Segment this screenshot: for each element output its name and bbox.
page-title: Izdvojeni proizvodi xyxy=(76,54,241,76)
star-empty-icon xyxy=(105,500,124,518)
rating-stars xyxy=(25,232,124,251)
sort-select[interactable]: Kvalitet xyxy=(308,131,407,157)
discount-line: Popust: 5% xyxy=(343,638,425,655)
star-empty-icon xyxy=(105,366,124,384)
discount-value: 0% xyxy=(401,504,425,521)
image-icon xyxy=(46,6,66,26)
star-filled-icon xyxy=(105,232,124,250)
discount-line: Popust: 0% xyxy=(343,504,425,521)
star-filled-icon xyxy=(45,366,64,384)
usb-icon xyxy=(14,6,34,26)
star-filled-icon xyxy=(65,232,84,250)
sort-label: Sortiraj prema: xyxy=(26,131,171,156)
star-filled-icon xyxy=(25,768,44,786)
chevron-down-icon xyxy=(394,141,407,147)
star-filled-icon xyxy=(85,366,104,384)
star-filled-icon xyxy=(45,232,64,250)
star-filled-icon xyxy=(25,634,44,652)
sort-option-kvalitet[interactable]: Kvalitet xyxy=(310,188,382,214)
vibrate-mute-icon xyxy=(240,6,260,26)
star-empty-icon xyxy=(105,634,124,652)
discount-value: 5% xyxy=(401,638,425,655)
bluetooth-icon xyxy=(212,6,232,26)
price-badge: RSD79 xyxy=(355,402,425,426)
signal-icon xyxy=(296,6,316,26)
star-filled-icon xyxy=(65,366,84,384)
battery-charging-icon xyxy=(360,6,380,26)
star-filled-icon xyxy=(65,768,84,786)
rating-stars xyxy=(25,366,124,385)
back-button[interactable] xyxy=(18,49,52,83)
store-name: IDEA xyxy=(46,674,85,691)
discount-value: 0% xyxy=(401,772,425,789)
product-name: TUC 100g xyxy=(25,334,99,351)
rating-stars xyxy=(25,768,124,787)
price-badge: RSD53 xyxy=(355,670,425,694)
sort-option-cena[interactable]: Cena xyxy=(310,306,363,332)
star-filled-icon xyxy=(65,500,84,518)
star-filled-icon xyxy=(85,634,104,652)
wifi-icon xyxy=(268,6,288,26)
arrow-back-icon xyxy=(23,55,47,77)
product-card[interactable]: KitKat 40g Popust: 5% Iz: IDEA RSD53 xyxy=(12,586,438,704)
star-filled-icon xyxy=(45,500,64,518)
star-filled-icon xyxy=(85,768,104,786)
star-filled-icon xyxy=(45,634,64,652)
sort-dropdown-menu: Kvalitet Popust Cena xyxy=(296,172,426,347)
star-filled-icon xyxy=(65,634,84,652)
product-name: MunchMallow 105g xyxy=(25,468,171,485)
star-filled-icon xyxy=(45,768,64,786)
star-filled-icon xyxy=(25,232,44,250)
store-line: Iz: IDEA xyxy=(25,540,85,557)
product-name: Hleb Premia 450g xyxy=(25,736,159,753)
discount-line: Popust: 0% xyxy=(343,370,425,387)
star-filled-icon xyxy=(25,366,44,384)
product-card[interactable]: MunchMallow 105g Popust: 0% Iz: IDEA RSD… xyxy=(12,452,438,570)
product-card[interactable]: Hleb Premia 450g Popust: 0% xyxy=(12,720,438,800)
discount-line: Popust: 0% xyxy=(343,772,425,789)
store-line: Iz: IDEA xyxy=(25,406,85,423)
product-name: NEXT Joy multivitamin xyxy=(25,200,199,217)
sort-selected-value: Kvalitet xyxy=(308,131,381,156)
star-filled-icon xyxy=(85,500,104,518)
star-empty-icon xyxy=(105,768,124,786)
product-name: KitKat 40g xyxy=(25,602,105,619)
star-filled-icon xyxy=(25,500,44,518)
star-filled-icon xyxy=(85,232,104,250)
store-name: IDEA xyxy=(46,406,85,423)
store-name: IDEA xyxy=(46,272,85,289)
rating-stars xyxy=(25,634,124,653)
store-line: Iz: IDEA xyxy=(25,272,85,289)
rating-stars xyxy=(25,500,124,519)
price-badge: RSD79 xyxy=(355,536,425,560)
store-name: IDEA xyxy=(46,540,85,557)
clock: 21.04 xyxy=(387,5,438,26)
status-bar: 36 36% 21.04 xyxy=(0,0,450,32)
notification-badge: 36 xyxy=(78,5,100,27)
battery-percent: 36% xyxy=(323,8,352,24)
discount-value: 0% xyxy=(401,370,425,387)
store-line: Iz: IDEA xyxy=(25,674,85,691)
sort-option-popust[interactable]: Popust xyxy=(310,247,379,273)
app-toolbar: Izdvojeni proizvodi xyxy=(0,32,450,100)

Problem to solve
Lay out the rows from the start through the one containing "sort-option-cena[interactable]: Cena xyxy=(310,306,363,332)", inclusive, as a Markdown table with a No. column for each row's number and an Entry column for its text, leaving out any blank rows.

The completed task
| No. | Entry |
|---|---|
| 1 | Segment this screenshot: for each element output its name and bbox. |
| 2 | page-title: Izdvojeni proizvodi xyxy=(76,54,241,76) |
| 3 | star-empty-icon xyxy=(105,500,124,518) |
| 4 | rating-stars xyxy=(25,232,124,251) |
| 5 | sort-select[interactable]: Kvalitet xyxy=(308,131,407,157) |
| 6 | discount-line: Popust: 5% xyxy=(343,638,425,655) |
| 7 | star-empty-icon xyxy=(105,366,124,384) |
| 8 | discount-value: 0% xyxy=(401,504,425,521) |
| 9 | image-icon xyxy=(46,6,66,26) |
| 10 | star-filled-icon xyxy=(105,232,124,250) |
| 11 | discount-line: Popust: 0% xyxy=(343,504,425,521) |
| 12 | star-filled-icon xyxy=(45,366,64,384) |
| 13 | usb-icon xyxy=(14,6,34,26) |
| 14 | star-filled-icon xyxy=(65,232,84,250) |
| 15 | sort-label: Sortiraj prema: xyxy=(26,131,171,156) |
| 16 | star-filled-icon xyxy=(25,768,44,786) |
| 17 | chevron-down-icon xyxy=(394,141,407,147) |
| 18 | star-filled-icon xyxy=(85,366,104,384) |
| 19 | star-filled-icon xyxy=(45,232,64,250) |
| 20 | star-filled-icon xyxy=(25,634,44,652) |
| 21 | sort-option-kvalitet[interactable]: Kvalitet xyxy=(310,188,382,214) |
| 22 | vibrate-mute-icon xyxy=(240,6,260,26) |
| 23 | star-empty-icon xyxy=(105,634,124,652) |
| 24 | discount-value: 5% xyxy=(401,638,425,655) |
| 25 | bluetooth-icon xyxy=(212,6,232,26) |
| 26 | price-badge: RSD79 xyxy=(355,402,425,426) |
| 27 | signal-icon xyxy=(296,6,316,26) |
| 28 | star-filled-icon xyxy=(65,366,84,384) |
| 29 | battery-charging-icon xyxy=(360,6,380,26) |
| 30 | star-filled-icon xyxy=(65,768,84,786) |
| 31 | rating-stars xyxy=(25,366,124,385) |
| 32 | back-button[interactable] xyxy=(18,49,52,83) |
| 33 | store-name: IDEA xyxy=(46,674,85,691) |
| 34 | discount-value: 0% xyxy=(401,772,425,789) |
| 35 | product-name: TUC 100g xyxy=(25,334,99,351) |
| 36 | rating-stars xyxy=(25,768,124,787) |
| 37 | price-badge: RSD53 xyxy=(355,670,425,694) |
| 38 | sort-option-cena[interactable]: Cena xyxy=(310,306,363,332) |